** start of Extracted data **

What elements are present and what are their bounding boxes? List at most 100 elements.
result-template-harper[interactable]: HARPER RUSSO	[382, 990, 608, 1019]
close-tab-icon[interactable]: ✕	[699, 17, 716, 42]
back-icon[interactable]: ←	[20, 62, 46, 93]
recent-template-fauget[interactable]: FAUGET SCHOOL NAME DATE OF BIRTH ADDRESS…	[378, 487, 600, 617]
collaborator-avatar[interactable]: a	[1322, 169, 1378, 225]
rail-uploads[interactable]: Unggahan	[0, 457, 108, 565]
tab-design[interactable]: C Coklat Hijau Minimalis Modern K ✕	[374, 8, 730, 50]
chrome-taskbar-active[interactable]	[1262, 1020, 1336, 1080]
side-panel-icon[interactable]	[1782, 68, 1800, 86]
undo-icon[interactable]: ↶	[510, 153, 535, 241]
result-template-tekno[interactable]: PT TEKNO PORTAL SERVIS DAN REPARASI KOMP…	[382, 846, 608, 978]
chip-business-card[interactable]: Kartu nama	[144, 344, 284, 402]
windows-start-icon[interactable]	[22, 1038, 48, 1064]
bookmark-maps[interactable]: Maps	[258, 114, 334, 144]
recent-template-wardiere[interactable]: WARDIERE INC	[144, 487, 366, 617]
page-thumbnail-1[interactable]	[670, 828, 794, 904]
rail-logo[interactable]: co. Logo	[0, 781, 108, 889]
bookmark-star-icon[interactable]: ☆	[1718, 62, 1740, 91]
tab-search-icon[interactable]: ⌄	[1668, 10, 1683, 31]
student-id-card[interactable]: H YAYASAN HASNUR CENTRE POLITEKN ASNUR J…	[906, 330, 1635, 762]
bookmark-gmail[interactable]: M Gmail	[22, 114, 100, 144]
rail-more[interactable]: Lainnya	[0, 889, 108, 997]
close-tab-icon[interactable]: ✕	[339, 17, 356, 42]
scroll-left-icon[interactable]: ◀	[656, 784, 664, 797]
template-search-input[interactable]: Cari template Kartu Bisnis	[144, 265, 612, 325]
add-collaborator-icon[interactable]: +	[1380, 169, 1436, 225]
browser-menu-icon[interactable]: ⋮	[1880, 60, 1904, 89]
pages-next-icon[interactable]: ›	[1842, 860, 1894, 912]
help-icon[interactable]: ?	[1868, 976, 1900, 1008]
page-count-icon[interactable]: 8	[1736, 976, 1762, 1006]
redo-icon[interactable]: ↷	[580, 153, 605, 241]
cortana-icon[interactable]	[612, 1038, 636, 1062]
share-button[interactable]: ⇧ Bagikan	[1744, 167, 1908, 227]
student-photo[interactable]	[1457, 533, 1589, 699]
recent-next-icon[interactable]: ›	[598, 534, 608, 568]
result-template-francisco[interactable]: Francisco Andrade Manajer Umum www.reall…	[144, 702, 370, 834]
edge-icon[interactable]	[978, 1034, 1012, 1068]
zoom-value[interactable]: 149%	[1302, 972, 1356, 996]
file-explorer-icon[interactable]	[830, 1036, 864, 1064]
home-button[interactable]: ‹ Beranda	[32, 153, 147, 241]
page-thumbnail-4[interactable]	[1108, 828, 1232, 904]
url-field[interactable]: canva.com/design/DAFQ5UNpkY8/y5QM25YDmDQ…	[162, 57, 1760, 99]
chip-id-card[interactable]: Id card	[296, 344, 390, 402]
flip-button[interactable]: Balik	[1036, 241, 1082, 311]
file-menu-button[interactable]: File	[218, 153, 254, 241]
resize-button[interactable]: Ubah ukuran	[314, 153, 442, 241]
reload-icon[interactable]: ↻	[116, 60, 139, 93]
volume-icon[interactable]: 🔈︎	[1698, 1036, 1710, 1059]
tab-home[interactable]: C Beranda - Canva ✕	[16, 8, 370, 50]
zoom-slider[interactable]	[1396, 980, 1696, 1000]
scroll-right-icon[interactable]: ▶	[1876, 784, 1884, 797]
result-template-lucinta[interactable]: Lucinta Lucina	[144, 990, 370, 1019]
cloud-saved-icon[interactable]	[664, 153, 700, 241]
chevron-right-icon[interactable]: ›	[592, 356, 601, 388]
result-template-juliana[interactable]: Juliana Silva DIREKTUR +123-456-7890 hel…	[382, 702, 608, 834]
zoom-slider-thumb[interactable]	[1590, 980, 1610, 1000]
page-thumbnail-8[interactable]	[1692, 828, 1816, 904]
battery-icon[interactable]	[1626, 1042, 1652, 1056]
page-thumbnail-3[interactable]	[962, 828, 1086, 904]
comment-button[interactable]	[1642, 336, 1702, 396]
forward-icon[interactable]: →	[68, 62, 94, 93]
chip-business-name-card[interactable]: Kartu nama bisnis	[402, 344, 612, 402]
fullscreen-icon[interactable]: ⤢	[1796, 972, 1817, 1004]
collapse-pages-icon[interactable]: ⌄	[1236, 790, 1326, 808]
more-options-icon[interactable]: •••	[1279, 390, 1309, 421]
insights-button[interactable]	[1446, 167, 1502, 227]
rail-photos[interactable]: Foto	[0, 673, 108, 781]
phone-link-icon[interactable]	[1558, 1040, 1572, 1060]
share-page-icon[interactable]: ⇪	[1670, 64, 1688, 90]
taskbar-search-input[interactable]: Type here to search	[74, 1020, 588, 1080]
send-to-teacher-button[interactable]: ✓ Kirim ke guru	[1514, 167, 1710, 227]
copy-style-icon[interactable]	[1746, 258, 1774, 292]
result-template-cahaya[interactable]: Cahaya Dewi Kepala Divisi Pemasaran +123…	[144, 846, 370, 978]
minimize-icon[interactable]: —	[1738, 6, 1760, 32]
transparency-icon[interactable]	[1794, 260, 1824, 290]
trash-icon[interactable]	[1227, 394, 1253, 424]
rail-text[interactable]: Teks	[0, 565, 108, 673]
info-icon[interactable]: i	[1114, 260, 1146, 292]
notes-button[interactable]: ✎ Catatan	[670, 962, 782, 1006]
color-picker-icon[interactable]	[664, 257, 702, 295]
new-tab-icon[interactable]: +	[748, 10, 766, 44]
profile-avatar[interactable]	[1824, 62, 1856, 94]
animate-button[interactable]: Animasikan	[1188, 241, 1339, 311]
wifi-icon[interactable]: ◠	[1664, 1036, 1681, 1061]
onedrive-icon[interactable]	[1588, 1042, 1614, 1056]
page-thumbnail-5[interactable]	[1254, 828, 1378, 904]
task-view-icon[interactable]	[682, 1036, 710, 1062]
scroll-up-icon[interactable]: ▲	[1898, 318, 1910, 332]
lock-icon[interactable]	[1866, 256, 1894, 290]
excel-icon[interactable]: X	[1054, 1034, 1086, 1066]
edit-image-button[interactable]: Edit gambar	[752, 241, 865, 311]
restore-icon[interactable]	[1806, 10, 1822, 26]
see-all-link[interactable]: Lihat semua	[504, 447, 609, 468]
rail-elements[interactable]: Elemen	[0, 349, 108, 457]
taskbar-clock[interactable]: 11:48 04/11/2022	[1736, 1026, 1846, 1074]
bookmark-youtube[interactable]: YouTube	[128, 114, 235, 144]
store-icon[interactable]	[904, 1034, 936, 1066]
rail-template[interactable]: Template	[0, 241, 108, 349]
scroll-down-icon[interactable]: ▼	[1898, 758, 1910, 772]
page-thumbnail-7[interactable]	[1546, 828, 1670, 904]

** end of Extracted data **

*What needs to be done*. Rename "interactable" to "clickable" wherever it occurs in the records above, and give all the records again with nothing else changed.

*Result below*.
What elements are present and what are their bounding boxes? List at most 100 elements.
result-template-harper[clickable]: HARPER RUSSO	[382, 990, 608, 1019]
close-tab-icon[clickable]: ✕	[699, 17, 716, 42]
back-icon[clickable]: ←	[20, 62, 46, 93]
recent-template-fauget[clickable]: FAUGET SCHOOL NAME DATE OF BIRTH ADDRESS…	[378, 487, 600, 617]
collaborator-avatar[clickable]: a	[1322, 169, 1378, 225]
rail-uploads[clickable]: Unggahan	[0, 457, 108, 565]
tab-design[clickable]: C Coklat Hijau Minimalis Modern K ✕	[374, 8, 730, 50]
chrome-taskbar-active[clickable]	[1262, 1020, 1336, 1080]
side-panel-icon[clickable]	[1782, 68, 1800, 86]
undo-icon[clickable]: ↶	[510, 153, 535, 241]
result-template-tekno[clickable]: PT TEKNO PORTAL SERVIS DAN REPARASI KOMP…	[382, 846, 608, 978]
chip-business-card[clickable]: Kartu nama	[144, 344, 284, 402]
windows-start-icon[clickable]	[22, 1038, 48, 1064]
bookmark-maps[clickable]: Maps	[258, 114, 334, 144]
recent-template-wardiere[clickable]: WARDIERE INC	[144, 487, 366, 617]
page-thumbnail-1[clickable]	[670, 828, 794, 904]
rail-logo[clickable]: co. Logo	[0, 781, 108, 889]
bookmark-star-icon[clickable]: ☆	[1718, 62, 1740, 91]
tab-search-icon[clickable]: ⌄	[1668, 10, 1683, 31]
student-id-card[clickable]: H YAYASAN HASNUR CENTRE POLITEKN ASNUR J…	[906, 330, 1635, 762]
bookmark-gmail[clickable]: M Gmail	[22, 114, 100, 144]
rail-more[clickable]: Lainnya	[0, 889, 108, 997]
close-tab-icon[clickable]: ✕	[339, 17, 356, 42]
scroll-left-icon[clickable]: ◀	[656, 784, 664, 797]
template-search-input[clickable]: Cari template Kartu Bisnis	[144, 265, 612, 325]
add-collaborator-icon[clickable]: +	[1380, 169, 1436, 225]
browser-menu-icon[clickable]: ⋮	[1880, 60, 1904, 89]
pages-next-icon[clickable]: ›	[1842, 860, 1894, 912]
help-icon[clickable]: ?	[1868, 976, 1900, 1008]
page-count-icon[clickable]: 8	[1736, 976, 1762, 1006]
redo-icon[clickable]: ↷	[580, 153, 605, 241]
cortana-icon[clickable]	[612, 1038, 636, 1062]
share-button[clickable]: ⇧ Bagikan	[1744, 167, 1908, 227]
student-photo[clickable]	[1457, 533, 1589, 699]
recent-next-icon[clickable]: ›	[598, 534, 608, 568]
result-template-francisco[clickable]: Francisco Andrade Manajer Umum www.reall…	[144, 702, 370, 834]
edge-icon[clickable]	[978, 1034, 1012, 1068]
zoom-value[clickable]: 149%	[1302, 972, 1356, 996]
file-explorer-icon[clickable]	[830, 1036, 864, 1064]
home-button[clickable]: ‹ Beranda	[32, 153, 147, 241]
page-thumbnail-4[clickable]	[1108, 828, 1232, 904]
url-field[clickable]: canva.com/design/DAFQ5UNpkY8/y5QM25YDmDQ…	[162, 57, 1760, 99]
chip-id-card[clickable]: Id card	[296, 344, 390, 402]
flip-button[clickable]: Balik	[1036, 241, 1082, 311]
file-menu-button[clickable]: File	[218, 153, 254, 241]
resize-button[clickable]: Ubah ukuran	[314, 153, 442, 241]
reload-icon[clickable]: ↻	[116, 60, 139, 93]
volume-icon[clickable]: 🔈︎	[1698, 1036, 1710, 1059]
tab-home[clickable]: C Beranda - Canva ✕	[16, 8, 370, 50]
zoom-slider[clickable]	[1396, 980, 1696, 1000]
scroll-right-icon[clickable]: ▶	[1876, 784, 1884, 797]
result-template-lucinta[clickable]: Lucinta Lucina	[144, 990, 370, 1019]
cloud-saved-icon[clickable]	[664, 153, 700, 241]
chevron-right-icon[clickable]: ›	[592, 356, 601, 388]
result-template-juliana[clickable]: Juliana Silva DIREKTUR +123-456-7890 hel…	[382, 702, 608, 834]
zoom-slider-thumb[clickable]	[1590, 980, 1610, 1000]
page-thumbnail-8[clickable]	[1692, 828, 1816, 904]
battery-icon[clickable]	[1626, 1042, 1652, 1056]
page-thumbnail-3[clickable]	[962, 828, 1086, 904]
comment-button[clickable]	[1642, 336, 1702, 396]
forward-icon[clickable]: →	[68, 62, 94, 93]
chip-business-name-card[clickable]: Kartu nama bisnis	[402, 344, 612, 402]
fullscreen-icon[clickable]: ⤢	[1796, 972, 1817, 1004]
collapse-pages-icon[clickable]: ⌄	[1236, 790, 1326, 808]
more-options-icon[clickable]: •••	[1279, 390, 1309, 421]
insights-button[clickable]	[1446, 167, 1502, 227]
rail-photos[clickable]: Foto	[0, 673, 108, 781]
phone-link-icon[clickable]	[1558, 1040, 1572, 1060]
share-page-icon[clickable]: ⇪	[1670, 64, 1688, 90]
taskbar-search-input[clickable]: Type here to search	[74, 1020, 588, 1080]
send-to-teacher-button[clickable]: ✓ Kirim ke guru	[1514, 167, 1710, 227]
copy-style-icon[clickable]	[1746, 258, 1774, 292]
result-template-cahaya[clickable]: Cahaya Dewi Kepala Divisi Pemasaran +123…	[144, 846, 370, 978]
minimize-icon[clickable]: —	[1738, 6, 1760, 32]
transparency-icon[clickable]	[1794, 260, 1824, 290]
trash-icon[clickable]	[1227, 394, 1253, 424]
rail-text[clickable]: Teks	[0, 565, 108, 673]
info-icon[clickable]: i	[1114, 260, 1146, 292]
notes-button[clickable]: ✎ Catatan	[670, 962, 782, 1006]
color-picker-icon[clickable]	[664, 257, 702, 295]
new-tab-icon[clickable]: +	[748, 10, 766, 44]
profile-avatar[clickable]	[1824, 62, 1856, 94]
animate-button[clickable]: Animasikan	[1188, 241, 1339, 311]
wifi-icon[clickable]: ◠	[1664, 1036, 1681, 1061]
onedrive-icon[clickable]	[1588, 1042, 1614, 1056]
page-thumbnail-5[clickable]	[1254, 828, 1378, 904]
task-view-icon[clickable]	[682, 1036, 710, 1062]
scroll-up-icon[clickable]: ▲	[1898, 318, 1910, 332]
lock-icon[clickable]	[1866, 256, 1894, 290]
excel-icon[clickable]: X	[1054, 1034, 1086, 1066]
edit-image-button[clickable]: Edit gambar	[752, 241, 865, 311]
restore-icon[clickable]	[1806, 10, 1822, 26]
see-all-link[clickable]: Lihat semua	[504, 447, 609, 468]
rail-elements[clickable]: Elemen	[0, 349, 108, 457]
taskbar-clock[clickable]: 11:48 04/11/2022	[1736, 1026, 1846, 1074]
bookmark-youtube[clickable]: YouTube	[128, 114, 235, 144]
store-icon[clickable]	[904, 1034, 936, 1066]
rail-template[clickable]: Template	[0, 241, 108, 349]
scroll-down-icon[clickable]: ▼	[1898, 758, 1910, 772]
page-thumbnail-7[clickable]	[1546, 828, 1670, 904]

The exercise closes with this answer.